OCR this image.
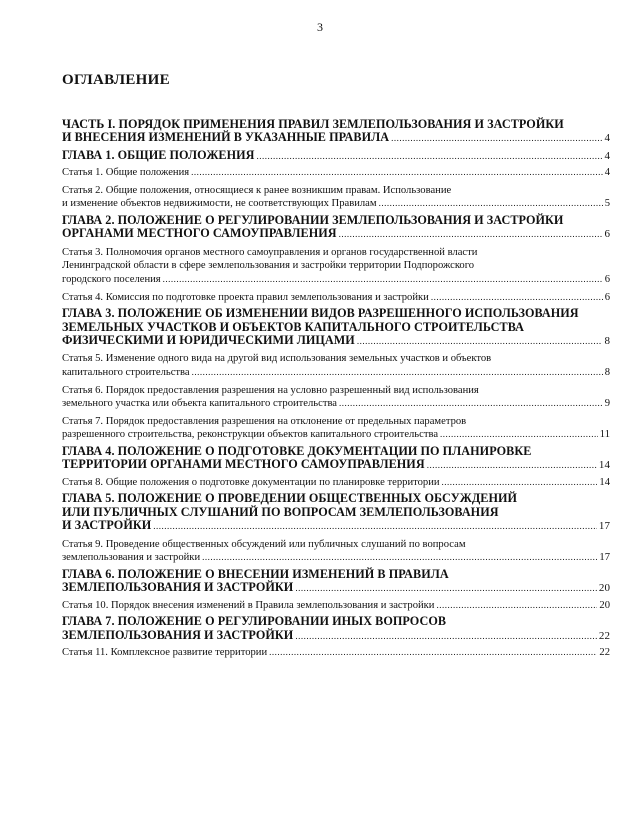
3
ОГЛАВЛЕНИЕ
ЧАСТЬ I. ПОРЯДОК ПРИМЕНЕНИЯ ПРАВИЛ ЗЕМЛЕПОЛЬЗОВАНИЯ И ЗАСТРОЙКИ
И ВНЕСЕНИЯ ИЗМЕНЕНИЙ В УКАЗАННЫЕ ПРАВИЛА .....	4
ГЛАВА 1. ОБЩИЕ ПОЛОЖЕНИЯ .....	4
Статья 1. Общие положения .....	4
Статья 2. Общие положения, относящиеся к ранее возникшим правам. Использование
и изменение объектов недвижимости, не соответствующих Правилам .....	5
ГЛАВА 2. ПОЛОЖЕНИЕ О РЕГУЛИРОВАНИИ ЗЕМЛЕПОЛЬЗОВАНИЯ И ЗАСТРОЙКИ
ОРГАНАМИ МЕСТНОГО САМОУПРАВЛЕНИЯ .....	6
Статья 3. Полномочия органов местного самоуправления и органов государственной власти
Ленинградской области в сфере землепользования и застройки территории Подпорожского
городского поселения .....	6
Статья 4. Комиссия по подготовке проекта правил землепользования и застройки .....	6
ГЛАВА 3. ПОЛОЖЕНИЕ ОБ ИЗМЕНЕНИИ ВИДОВ РАЗРЕШЕННОГО ИСПОЛЬЗОВАНИЯ
ЗЕМЕЛЬНЫХ УЧАСТКОВ И ОБЪЕКТОВ КАПИТАЛЬНОГО СТРОИТЕЛЬСТВА
ФИЗИЧЕСКИМИ И ЮРИДИЧЕСКИМИ ЛИЦАМИ .....	8
Статья 5. Изменение одного вида на другой вид использования земельных участков и объектов
капитального строительства .....	8
Статья 6. Порядок предоставления разрешения на условно разрешенный вид использования
земельного участка или объекта капитального строительства .....	9
Статья 7. Порядок предоставления разрешения на отклонение от предельных параметров
разрешенного строительства, реконструкции объектов капитального строительства .....	11
ГЛАВА 4. ПОЛОЖЕНИЕ О ПОДГОТОВКЕ ДОКУМЕНТАЦИИ ПО ПЛАНИРОВКЕ
ТЕРРИТОРИИ ОРГАНАМИ МЕСТНОГО САМОУПРАВЛЕНИЯ .....	14
Статья 8. Общие положения о подготовке документации по планировке территории .....	14
ГЛАВА 5. ПОЛОЖЕНИЕ О ПРОВЕДЕНИИ ОБЩЕСТВЕННЫХ ОБСУЖДЕНИЙ
ИЛИ ПУБЛИЧНЫХ СЛУШАНИЙ ПО ВОПРОСАМ ЗЕМЛЕПОЛЬЗОВАНИЯ
И ЗАСТРОЙКИ .....	17
Статья 9. Проведение общественных обсуждений или публичных слушаний по вопросам
землепользования и застройки .....	17
ГЛАВА 6. ПОЛОЖЕНИЕ О ВНЕСЕНИИ ИЗМЕНЕНИЙ В ПРАВИЛА
ЗЕМЛЕПОЛЬЗОВАНИЯ И ЗАСТРОЙКИ .....	20
Статья 10. Порядок внесения изменений в Правила землепользования и застройки .....	20
ГЛАВА 7. ПОЛОЖЕНИЕ О РЕГУЛИРОВАНИИ ИНЫХ ВОПРОСОВ
ЗЕМЛЕПОЛЬЗОВАНИЯ И ЗАСТРОЙКИ .....	22
Статья 11. Комплексное развитие территории .....	22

■ ■ ■ ■ ■

Reproduce the listing word for word and omit its pictures.

--- OUTPUT BELOW ---
OCR this image.
3
ОГЛАВЛЕНИЕ
ЧАСТЬ I. ПОРЯДОК ПРИМЕНЕНИЯ ПРАВИЛ ЗЕМЛЕПОЛЬЗОВАНИЯ И ЗАСТРОЙКИ
И ВНЕСЕНИЯ ИЗМЕНЕНИЙ В УКАЗАННЫЕ ПРАВИЛА .....	4
ГЛАВА 1. ОБЩИЕ ПОЛОЖЕНИЯ .....	4
Статья 1. Общие положения .....	4
Статья 2. Общие положения, относящиеся к ранее возникшим правам. Использование
и изменение объектов недвижимости, не соответствующих Правилам .....	5
ГЛАВА 2. ПОЛОЖЕНИЕ О РЕГУЛИРОВАНИИ ЗЕМЛЕПОЛЬЗОВАНИЯ И ЗАСТРОЙКИ
ОРГАНАМИ МЕСТНОГО САМОУПРАВЛЕНИЯ .....	6
Статья 3. Полномочия органов местного самоуправления и органов государственной власти
Ленинградской области в сфере землепользования и застройки территории Подпорожского
городского поселения .....	6
Статья 4. Комиссия по подготовке проекта правил землепользования и застройки .....	6
ГЛАВА 3. ПОЛОЖЕНИЕ ОБ ИЗМЕНЕНИИ ВИДОВ РАЗРЕШЕННОГО ИСПОЛЬЗОВАНИЯ
ЗЕМЕЛЬНЫХ УЧАСТКОВ И ОБЪЕКТОВ КАПИТАЛЬНОГО СТРОИТЕЛЬСТВА
ФИЗИЧЕСКИМИ И ЮРИДИЧЕСКИМИ ЛИЦАМИ .....	8
Статья 5. Изменение одного вида на другой вид использования земельных участков и объектов
капитального строительства .....	8
Статья 6. Порядок предоставления разрешения на условно разрешенный вид использования
земельного участка или объекта капитального строительства .....	9
Статья 7. Порядок предоставления разрешения на отклонение от предельных параметров
разрешенного строительства, реконструкции объектов капитального строительства .....	11
ГЛАВА 4. ПОЛОЖЕНИЕ О ПОДГОТОВКЕ ДОКУМЕНТАЦИИ ПО ПЛАНИРОВКЕ
ТЕРРИТОРИИ ОРГАНАМИ МЕСТНОГО САМОУПРАВЛЕНИЯ .....	14
Статья 8. Общие положения о подготовке документации по планировке территории .....	14
ГЛАВА 5. ПОЛОЖЕНИЕ О ПРОВЕДЕНИИ ОБЩЕСТВЕННЫХ ОБСУЖДЕНИЙ
ИЛИ ПУБЛИЧНЫХ СЛУШАНИЙ ПО ВОПРОСАМ ЗЕМЛЕПОЛЬЗОВАНИЯ
И ЗАСТРОЙКИ .....	17
Статья 9. Проведение общественных обсуждений или публичных слушаний по вопросам
землепользования и застройки .....	17
ГЛАВА 6. ПОЛОЖЕНИЕ О ВНЕСЕНИИ ИЗМЕНЕНИЙ В ПРАВИЛА
ЗЕМЛЕПОЛЬЗОВАНИЯ И ЗАСТРОЙКИ .....	20
Статья 10. Порядок внесения изменений в Правила землепользования и застройки .....	20
ГЛАВА 7. ПОЛОЖЕНИЕ О РЕГУЛИРОВАНИИ ИНЫХ ВОПРОСОВ
ЗЕМЛЕПОЛЬЗОВАНИЯ И ЗАСТРОЙКИ .....	22
Статья 11. Комплексное развитие территории .....	22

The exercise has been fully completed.